A run of records
>>>>

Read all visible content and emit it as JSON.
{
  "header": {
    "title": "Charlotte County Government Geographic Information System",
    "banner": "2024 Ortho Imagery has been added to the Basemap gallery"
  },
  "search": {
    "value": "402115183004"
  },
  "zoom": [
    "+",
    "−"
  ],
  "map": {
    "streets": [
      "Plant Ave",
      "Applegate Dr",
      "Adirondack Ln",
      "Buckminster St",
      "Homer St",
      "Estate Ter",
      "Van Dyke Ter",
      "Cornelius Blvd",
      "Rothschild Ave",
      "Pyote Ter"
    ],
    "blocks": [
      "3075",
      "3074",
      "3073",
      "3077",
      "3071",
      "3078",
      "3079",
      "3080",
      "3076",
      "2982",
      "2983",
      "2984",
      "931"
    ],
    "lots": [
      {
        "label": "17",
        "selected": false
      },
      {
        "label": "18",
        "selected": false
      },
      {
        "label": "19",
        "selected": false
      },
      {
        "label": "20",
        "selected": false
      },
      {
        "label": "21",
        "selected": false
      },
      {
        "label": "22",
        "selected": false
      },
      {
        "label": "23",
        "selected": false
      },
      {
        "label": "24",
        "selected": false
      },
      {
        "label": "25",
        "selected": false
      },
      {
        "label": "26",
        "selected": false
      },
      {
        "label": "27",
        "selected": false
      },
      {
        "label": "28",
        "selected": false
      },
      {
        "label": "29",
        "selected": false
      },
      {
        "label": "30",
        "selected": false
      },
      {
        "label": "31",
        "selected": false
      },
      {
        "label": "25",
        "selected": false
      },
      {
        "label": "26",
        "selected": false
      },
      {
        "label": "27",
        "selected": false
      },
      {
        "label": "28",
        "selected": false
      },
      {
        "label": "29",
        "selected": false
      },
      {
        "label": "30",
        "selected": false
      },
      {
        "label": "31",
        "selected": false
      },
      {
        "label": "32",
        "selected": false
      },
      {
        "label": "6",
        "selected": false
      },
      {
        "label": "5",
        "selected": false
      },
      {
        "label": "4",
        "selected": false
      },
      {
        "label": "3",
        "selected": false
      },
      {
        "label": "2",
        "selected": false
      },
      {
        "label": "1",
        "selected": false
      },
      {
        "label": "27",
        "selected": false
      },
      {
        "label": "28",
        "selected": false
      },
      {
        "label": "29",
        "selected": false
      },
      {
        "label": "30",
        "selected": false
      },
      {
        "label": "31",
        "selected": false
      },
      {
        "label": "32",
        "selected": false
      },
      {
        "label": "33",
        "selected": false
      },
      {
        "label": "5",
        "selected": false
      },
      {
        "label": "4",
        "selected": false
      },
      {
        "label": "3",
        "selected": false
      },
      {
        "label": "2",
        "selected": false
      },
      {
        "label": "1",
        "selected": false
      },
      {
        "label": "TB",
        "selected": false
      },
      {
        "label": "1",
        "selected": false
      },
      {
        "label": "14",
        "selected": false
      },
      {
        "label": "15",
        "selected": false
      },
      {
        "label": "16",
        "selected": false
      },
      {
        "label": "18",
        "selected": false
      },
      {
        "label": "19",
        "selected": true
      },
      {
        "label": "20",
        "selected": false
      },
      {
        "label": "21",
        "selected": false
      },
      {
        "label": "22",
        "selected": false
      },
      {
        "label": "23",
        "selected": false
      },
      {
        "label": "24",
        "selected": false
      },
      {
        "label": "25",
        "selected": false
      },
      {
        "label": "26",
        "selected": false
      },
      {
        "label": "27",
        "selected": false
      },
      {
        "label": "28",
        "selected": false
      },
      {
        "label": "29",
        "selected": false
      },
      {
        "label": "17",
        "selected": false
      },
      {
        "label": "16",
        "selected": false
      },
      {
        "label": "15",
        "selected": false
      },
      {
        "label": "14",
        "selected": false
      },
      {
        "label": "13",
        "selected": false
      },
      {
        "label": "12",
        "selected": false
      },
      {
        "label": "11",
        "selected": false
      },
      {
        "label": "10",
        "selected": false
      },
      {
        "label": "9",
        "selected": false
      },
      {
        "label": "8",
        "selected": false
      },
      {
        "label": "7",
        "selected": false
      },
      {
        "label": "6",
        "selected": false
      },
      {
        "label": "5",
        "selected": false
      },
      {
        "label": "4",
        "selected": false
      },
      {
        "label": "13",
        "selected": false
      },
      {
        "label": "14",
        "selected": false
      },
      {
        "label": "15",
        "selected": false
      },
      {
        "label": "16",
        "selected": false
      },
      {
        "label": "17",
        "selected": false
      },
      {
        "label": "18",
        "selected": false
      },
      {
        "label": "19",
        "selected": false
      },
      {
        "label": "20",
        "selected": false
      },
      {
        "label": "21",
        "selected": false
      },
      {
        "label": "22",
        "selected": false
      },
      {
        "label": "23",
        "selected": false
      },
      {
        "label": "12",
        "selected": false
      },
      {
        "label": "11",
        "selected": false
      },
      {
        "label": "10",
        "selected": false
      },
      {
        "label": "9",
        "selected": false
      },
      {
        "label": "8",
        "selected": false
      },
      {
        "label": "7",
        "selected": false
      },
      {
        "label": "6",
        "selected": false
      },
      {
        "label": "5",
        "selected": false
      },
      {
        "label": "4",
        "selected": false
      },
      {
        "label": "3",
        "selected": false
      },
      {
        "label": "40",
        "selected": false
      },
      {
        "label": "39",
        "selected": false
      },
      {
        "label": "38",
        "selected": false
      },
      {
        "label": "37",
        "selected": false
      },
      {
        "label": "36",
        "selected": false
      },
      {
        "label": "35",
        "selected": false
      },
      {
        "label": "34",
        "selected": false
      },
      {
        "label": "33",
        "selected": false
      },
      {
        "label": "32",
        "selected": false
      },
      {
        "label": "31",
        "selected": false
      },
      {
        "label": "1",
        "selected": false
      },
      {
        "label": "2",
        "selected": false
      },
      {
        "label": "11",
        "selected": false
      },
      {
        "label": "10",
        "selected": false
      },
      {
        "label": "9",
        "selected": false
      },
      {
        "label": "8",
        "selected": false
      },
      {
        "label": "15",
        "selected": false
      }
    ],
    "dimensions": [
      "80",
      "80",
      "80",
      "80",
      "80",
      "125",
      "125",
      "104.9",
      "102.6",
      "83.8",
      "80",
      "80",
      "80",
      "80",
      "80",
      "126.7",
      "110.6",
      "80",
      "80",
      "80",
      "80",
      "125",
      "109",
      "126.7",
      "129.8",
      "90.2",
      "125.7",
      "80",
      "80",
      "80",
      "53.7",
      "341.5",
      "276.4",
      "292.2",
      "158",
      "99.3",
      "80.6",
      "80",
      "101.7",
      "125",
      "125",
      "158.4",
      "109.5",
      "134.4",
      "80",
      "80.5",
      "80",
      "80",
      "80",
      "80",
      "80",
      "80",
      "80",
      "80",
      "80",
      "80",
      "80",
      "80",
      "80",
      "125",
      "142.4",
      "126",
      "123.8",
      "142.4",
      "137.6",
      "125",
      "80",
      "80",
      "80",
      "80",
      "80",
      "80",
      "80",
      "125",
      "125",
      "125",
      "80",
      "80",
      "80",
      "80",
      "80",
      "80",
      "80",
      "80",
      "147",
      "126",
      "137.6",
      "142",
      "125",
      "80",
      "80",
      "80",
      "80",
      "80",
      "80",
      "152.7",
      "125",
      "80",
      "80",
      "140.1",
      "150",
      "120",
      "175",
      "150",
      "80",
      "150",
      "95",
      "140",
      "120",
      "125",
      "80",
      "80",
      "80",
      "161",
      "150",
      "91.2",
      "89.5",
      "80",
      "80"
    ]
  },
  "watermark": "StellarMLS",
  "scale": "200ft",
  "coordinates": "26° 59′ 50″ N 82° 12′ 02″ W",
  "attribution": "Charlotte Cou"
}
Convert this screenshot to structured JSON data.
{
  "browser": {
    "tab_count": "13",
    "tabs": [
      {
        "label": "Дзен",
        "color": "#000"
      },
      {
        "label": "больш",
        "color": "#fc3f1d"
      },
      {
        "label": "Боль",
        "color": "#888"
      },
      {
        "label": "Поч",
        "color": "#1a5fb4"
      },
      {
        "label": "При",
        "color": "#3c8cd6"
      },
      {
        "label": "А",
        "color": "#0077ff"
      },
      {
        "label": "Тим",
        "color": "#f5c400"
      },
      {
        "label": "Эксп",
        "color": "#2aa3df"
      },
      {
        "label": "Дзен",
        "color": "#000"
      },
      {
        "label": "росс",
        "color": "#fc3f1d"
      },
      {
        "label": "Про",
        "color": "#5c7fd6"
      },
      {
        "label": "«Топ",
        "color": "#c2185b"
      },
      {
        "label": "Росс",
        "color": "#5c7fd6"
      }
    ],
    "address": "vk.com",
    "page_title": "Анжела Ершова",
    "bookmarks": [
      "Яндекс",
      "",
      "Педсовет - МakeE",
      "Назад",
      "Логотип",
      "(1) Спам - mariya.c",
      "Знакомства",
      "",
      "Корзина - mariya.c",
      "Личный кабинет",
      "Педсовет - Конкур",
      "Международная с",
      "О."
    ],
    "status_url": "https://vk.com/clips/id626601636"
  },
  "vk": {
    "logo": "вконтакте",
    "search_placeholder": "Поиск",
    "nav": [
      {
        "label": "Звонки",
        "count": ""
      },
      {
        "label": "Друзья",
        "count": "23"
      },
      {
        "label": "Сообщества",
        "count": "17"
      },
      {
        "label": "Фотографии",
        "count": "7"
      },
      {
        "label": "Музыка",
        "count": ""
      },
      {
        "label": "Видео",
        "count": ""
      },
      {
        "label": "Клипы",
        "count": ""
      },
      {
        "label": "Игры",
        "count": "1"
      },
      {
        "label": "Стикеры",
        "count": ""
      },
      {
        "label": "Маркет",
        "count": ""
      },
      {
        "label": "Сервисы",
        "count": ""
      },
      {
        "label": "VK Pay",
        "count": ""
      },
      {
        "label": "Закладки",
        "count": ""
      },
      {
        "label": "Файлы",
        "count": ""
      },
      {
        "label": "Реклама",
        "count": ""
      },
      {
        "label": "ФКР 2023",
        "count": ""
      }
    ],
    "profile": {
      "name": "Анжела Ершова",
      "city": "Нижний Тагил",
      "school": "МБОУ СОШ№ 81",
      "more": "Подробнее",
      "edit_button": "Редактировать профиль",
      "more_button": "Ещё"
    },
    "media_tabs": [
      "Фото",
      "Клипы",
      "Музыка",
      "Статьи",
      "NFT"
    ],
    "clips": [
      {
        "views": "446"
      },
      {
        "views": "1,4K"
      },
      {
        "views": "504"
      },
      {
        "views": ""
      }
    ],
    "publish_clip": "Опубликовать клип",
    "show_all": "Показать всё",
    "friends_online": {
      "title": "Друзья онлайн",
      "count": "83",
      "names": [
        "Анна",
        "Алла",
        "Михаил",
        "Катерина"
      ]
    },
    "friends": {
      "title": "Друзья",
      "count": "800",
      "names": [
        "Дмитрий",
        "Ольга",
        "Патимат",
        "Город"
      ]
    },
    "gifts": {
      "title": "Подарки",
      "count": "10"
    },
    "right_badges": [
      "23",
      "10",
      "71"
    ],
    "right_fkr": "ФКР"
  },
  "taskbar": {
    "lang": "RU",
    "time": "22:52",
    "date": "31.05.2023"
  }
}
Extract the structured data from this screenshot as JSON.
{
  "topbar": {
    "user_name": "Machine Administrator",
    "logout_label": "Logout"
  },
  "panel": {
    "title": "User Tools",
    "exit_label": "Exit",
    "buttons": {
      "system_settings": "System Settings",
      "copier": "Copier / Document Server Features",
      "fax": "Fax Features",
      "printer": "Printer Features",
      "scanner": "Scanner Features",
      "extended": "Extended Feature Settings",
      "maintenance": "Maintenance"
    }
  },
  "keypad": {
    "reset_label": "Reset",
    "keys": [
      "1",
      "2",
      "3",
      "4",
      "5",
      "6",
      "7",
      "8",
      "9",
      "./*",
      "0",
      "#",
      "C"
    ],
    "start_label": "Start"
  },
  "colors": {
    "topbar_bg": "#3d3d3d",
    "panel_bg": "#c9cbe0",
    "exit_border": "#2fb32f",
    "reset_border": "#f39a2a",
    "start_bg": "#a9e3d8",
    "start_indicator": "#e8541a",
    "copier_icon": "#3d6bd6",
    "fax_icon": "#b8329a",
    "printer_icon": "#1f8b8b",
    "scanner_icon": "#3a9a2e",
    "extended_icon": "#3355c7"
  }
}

<<<<

▸ Aim: Find the lines above that contain the word "Features" and collect them.

▸ Exercise response:
      "copier": "Copier / Document Server Features",
      "fax": "Fax Features",
      "printer": "Printer Features",
      "scanner": "Scanner Features",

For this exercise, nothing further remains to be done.